Begin Recorded data
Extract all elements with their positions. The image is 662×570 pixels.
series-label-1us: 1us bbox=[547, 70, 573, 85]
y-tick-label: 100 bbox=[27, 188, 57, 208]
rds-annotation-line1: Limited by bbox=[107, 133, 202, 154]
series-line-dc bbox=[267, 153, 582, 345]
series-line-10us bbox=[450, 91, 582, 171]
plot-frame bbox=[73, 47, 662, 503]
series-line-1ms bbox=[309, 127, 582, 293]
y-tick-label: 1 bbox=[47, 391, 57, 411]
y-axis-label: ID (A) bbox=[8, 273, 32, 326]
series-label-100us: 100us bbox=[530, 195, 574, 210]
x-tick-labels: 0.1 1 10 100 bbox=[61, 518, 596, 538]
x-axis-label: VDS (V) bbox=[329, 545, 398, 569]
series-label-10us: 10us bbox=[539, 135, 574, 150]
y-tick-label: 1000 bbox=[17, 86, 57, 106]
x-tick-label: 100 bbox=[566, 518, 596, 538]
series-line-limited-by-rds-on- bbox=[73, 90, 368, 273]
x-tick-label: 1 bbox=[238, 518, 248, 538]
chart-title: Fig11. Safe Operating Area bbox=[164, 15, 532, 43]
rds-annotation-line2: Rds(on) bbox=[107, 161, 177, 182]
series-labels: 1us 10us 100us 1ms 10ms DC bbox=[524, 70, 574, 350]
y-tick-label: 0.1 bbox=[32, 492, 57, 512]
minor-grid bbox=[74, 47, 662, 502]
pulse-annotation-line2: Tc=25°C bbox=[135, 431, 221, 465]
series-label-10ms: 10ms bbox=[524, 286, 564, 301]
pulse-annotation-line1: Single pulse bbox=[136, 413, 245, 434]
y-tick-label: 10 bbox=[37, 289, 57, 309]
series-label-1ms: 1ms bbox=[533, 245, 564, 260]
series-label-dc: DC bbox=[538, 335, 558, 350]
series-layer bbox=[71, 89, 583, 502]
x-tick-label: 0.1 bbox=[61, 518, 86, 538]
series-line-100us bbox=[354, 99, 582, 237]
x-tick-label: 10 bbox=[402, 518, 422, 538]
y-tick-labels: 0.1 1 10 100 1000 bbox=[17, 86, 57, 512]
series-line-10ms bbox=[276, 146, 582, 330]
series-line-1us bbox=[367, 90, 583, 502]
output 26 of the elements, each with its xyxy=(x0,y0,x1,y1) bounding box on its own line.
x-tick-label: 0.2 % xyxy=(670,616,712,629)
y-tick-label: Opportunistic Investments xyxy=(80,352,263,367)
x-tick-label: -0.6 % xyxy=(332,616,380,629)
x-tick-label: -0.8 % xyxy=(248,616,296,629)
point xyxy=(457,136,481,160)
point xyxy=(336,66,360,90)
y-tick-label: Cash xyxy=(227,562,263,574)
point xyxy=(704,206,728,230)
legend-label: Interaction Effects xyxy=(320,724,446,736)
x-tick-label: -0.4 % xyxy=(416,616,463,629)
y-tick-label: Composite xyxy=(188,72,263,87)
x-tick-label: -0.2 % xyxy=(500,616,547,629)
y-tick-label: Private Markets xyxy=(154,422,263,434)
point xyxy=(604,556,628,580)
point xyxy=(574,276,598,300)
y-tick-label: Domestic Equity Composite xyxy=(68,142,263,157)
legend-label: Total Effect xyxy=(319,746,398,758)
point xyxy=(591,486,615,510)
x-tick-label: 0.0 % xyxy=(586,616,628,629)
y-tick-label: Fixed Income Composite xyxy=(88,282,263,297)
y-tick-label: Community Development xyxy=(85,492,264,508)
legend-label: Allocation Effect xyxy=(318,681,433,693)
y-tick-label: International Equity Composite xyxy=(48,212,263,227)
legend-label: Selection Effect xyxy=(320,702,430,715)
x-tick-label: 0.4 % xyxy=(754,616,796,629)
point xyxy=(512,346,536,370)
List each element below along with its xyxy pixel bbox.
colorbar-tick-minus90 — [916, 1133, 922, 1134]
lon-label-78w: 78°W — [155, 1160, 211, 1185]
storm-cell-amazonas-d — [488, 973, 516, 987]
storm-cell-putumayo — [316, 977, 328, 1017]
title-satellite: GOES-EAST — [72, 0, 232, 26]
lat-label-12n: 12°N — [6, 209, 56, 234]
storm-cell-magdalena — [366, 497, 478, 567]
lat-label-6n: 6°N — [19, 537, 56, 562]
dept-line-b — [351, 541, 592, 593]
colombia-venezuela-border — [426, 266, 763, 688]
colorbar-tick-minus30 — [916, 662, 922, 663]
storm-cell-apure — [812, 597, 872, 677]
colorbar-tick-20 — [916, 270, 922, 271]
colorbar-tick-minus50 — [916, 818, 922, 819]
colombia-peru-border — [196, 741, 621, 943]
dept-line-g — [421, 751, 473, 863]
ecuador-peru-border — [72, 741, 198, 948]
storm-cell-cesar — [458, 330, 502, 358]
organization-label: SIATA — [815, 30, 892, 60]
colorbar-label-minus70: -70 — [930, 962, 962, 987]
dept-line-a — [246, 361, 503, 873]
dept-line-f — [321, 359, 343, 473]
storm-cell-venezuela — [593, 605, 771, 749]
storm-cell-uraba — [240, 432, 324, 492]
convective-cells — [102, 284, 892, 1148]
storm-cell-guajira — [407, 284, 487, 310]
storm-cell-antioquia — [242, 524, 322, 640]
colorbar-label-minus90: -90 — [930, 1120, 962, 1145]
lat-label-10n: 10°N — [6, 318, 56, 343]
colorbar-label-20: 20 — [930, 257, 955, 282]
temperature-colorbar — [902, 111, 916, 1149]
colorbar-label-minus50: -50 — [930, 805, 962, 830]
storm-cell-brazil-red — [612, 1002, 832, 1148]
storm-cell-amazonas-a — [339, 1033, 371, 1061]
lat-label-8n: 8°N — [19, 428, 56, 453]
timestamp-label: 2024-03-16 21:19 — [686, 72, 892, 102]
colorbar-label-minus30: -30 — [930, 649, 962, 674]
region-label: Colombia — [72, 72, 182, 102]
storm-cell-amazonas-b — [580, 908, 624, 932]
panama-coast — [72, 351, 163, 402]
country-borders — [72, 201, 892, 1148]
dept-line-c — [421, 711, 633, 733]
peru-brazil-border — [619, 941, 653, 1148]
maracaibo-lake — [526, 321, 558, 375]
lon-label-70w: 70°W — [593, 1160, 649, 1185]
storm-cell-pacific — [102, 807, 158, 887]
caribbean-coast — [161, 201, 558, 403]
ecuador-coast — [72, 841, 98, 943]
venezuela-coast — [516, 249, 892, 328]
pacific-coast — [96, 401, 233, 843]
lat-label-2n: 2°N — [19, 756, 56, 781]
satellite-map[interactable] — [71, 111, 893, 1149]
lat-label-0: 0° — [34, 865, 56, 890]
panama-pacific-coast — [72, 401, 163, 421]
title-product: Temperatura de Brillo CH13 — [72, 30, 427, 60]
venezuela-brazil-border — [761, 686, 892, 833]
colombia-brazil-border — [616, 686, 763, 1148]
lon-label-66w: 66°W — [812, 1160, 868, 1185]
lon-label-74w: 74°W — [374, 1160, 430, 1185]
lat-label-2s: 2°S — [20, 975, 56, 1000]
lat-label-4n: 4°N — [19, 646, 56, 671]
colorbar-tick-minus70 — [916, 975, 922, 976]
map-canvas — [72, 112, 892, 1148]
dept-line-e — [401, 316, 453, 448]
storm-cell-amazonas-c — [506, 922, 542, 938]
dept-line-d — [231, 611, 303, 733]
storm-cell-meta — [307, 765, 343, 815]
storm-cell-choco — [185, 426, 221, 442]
End Recorded data
Requirement ::
Rewrite the records above, replacing "Single pulse" with "One pulse" wherever it occurs and leaving every other line untouched.

Written answer ::
Extract all elements with their positions. The image is 662×570 pixels.
series-label-1us: 1us bbox=[547, 70, 573, 85]
y-tick-label: 100 bbox=[27, 188, 57, 208]
rds-annotation-line1: Limited by bbox=[107, 133, 202, 154]
series-line-dc bbox=[267, 153, 582, 345]
series-line-10us bbox=[450, 91, 582, 171]
plot-frame bbox=[73, 47, 662, 503]
series-line-1ms bbox=[309, 127, 582, 293]
y-tick-label: 1 bbox=[47, 391, 57, 411]
y-axis-label: ID (A) bbox=[8, 273, 32, 326]
series-label-100us: 100us bbox=[530, 195, 574, 210]
x-tick-labels: 0.1 1 10 100 bbox=[61, 518, 596, 538]
x-axis-label: VDS (V) bbox=[329, 545, 398, 569]
series-label-10us: 10us bbox=[539, 135, 574, 150]
y-tick-label: 1000 bbox=[17, 86, 57, 106]
x-tick-label: 100 bbox=[566, 518, 596, 538]
series-line-limited-by-rds-on- bbox=[73, 90, 368, 273]
x-tick-label: 1 bbox=[238, 518, 248, 538]
chart-title: Fig11. Safe Operating Area bbox=[164, 15, 532, 43]
rds-annotation-line2: Rds(on) bbox=[107, 161, 177, 182]
series-labels: 1us 10us 100us 1ms 10ms DC bbox=[524, 70, 574, 350]
y-tick-label: 0.1 bbox=[32, 492, 57, 512]
minor-grid bbox=[74, 47, 662, 502]
pulse-annotation-line2: Tc=25°C bbox=[135, 431, 221, 465]
series-label-10ms: 10ms bbox=[524, 286, 564, 301]
pulse-annotation-line1: One pulse bbox=[136, 413, 245, 434]
y-tick-label: 10 bbox=[37, 289, 57, 309]
series-label-1ms: 1ms bbox=[533, 245, 564, 260]
series-label-dc: DC bbox=[538, 335, 558, 350]
series-layer bbox=[71, 89, 583, 502]
x-tick-label: 0.1 bbox=[61, 518, 86, 538]
series-line-100us bbox=[354, 99, 582, 237]
x-tick-label: 10 bbox=[402, 518, 422, 538]
y-tick-labels: 0.1 1 10 100 1000 bbox=[17, 86, 57, 512]
series-line-10ms bbox=[276, 146, 582, 330]
series-line-1us bbox=[367, 90, 583, 502]
output 26 of the elements, each with its xyxy=(x0,y0,x1,y1) bounding box on its own line.
x-tick-label: 0.2 % xyxy=(670,616,712,629)
y-tick-label: Opportunistic Investments xyxy=(80,352,263,367)
x-tick-label: -0.6 % xyxy=(332,616,380,629)
x-tick-label: -0.8 % xyxy=(248,616,296,629)
point xyxy=(457,136,481,160)
point xyxy=(336,66,360,90)
y-tick-label: Cash xyxy=(227,562,263,574)
point xyxy=(704,206,728,230)
legend-label: Interaction Effects xyxy=(320,724,446,736)
x-tick-label: -0.4 % xyxy=(416,616,463,629)
y-tick-label: Composite xyxy=(188,72,263,87)
x-tick-label: -0.2 % xyxy=(500,616,547,629)
y-tick-label: Private Markets xyxy=(154,422,263,434)
point xyxy=(604,556,628,580)
point xyxy=(574,276,598,300)
y-tick-label: Domestic Equity Composite xyxy=(68,142,263,157)
legend-label: Total Effect xyxy=(319,746,398,758)
point xyxy=(591,486,615,510)
x-tick-label: 0.0 % xyxy=(586,616,628,629)
y-tick-label: Fixed Income Composite xyxy=(88,282,263,297)
y-tick-label: Community Development xyxy=(85,492,264,508)
legend-label: Allocation Effect xyxy=(318,681,433,693)
y-tick-label: International Equity Composite xyxy=(48,212,263,227)
legend-label: Selection Effect xyxy=(320,702,430,715)
x-tick-label: 0.4 % xyxy=(754,616,796,629)
point xyxy=(512,346,536,370)
List each element below along with its xyxy pixel bbox.
colorbar-tick-minus90 — [916, 1133, 922, 1134]
lon-label-78w: 78°W — [155, 1160, 211, 1185]
storm-cell-amazonas-d — [488, 973, 516, 987]
storm-cell-putumayo — [316, 977, 328, 1017]
title-satellite: GOES-EAST — [72, 0, 232, 26]
lat-label-12n: 12°N — [6, 209, 56, 234]
storm-cell-magdalena — [366, 497, 478, 567]
lat-label-6n: 6°N — [19, 537, 56, 562]
dept-line-b — [351, 541, 592, 593]
colombia-venezuela-border — [426, 266, 763, 688]
colorbar-tick-minus30 — [916, 662, 922, 663]
storm-cell-apure — [812, 597, 872, 677]
colorbar-tick-20 — [916, 270, 922, 271]
colorbar-tick-minus50 — [916, 818, 922, 819]
colombia-peru-border — [196, 741, 621, 943]
dept-line-g — [421, 751, 473, 863]
ecuador-peru-border — [72, 741, 198, 948]
storm-cell-cesar — [458, 330, 502, 358]
organization-label: SIATA — [815, 30, 892, 60]
colorbar-label-minus70: -70 — [930, 962, 962, 987]
dept-line-a — [246, 361, 503, 873]
dept-line-f — [321, 359, 343, 473]
storm-cell-venezuela — [593, 605, 771, 749]
storm-cell-uraba — [240, 432, 324, 492]
convective-cells — [102, 284, 892, 1148]
storm-cell-guajira — [407, 284, 487, 310]
storm-cell-antioquia — [242, 524, 322, 640]
colorbar-label-minus90: -90 — [930, 1120, 962, 1145]
lat-label-10n: 10°N — [6, 318, 56, 343]
colorbar-label-20: 20 — [930, 257, 955, 282]
temperature-colorbar — [902, 111, 916, 1149]
colorbar-label-minus50: -50 — [930, 805, 962, 830]
storm-cell-brazil-red — [612, 1002, 832, 1148]
storm-cell-amazonas-a — [339, 1033, 371, 1061]
lat-label-8n: 8°N — [19, 428, 56, 453]
timestamp-label: 2024-03-16 21:19 — [686, 72, 892, 102]
colorbar-label-minus30: -30 — [930, 649, 962, 674]
region-label: Colombia — [72, 72, 182, 102]
storm-cell-amazonas-b — [580, 908, 624, 932]
panama-coast — [72, 351, 163, 402]
country-borders — [72, 201, 892, 1148]
dept-line-c — [421, 711, 633, 733]
peru-brazil-border — [619, 941, 653, 1148]
maracaibo-lake — [526, 321, 558, 375]
lon-label-70w: 70°W — [593, 1160, 649, 1185]
storm-cell-pacific — [102, 807, 158, 887]
caribbean-coast — [161, 201, 558, 403]
ecuador-coast — [72, 841, 98, 943]
venezuela-coast — [516, 249, 892, 328]
pacific-coast — [96, 401, 233, 843]
lat-label-2n: 2°N — [19, 756, 56, 781]
satellite-map[interactable] — [71, 111, 893, 1149]
lat-label-0: 0° — [34, 865, 56, 890]
panama-pacific-coast — [72, 401, 163, 421]
title-product: Temperatura de Brillo CH13 — [72, 30, 427, 60]
venezuela-brazil-border — [761, 686, 892, 833]
colombia-brazil-border — [616, 686, 763, 1148]
lon-label-66w: 66°W — [812, 1160, 868, 1185]
lon-label-74w: 74°W — [374, 1160, 430, 1185]
lat-label-2s: 2°S — [20, 975, 56, 1000]
lat-label-4n: 4°N — [19, 646, 56, 671]
colorbar-tick-minus70 — [916, 975, 922, 976]
map-canvas — [72, 112, 892, 1148]
dept-line-e — [401, 316, 453, 448]
storm-cell-amazonas-c — [506, 922, 542, 938]
dept-line-d — [231, 611, 303, 733]
storm-cell-meta — [307, 765, 343, 815]
storm-cell-choco — [185, 426, 221, 442]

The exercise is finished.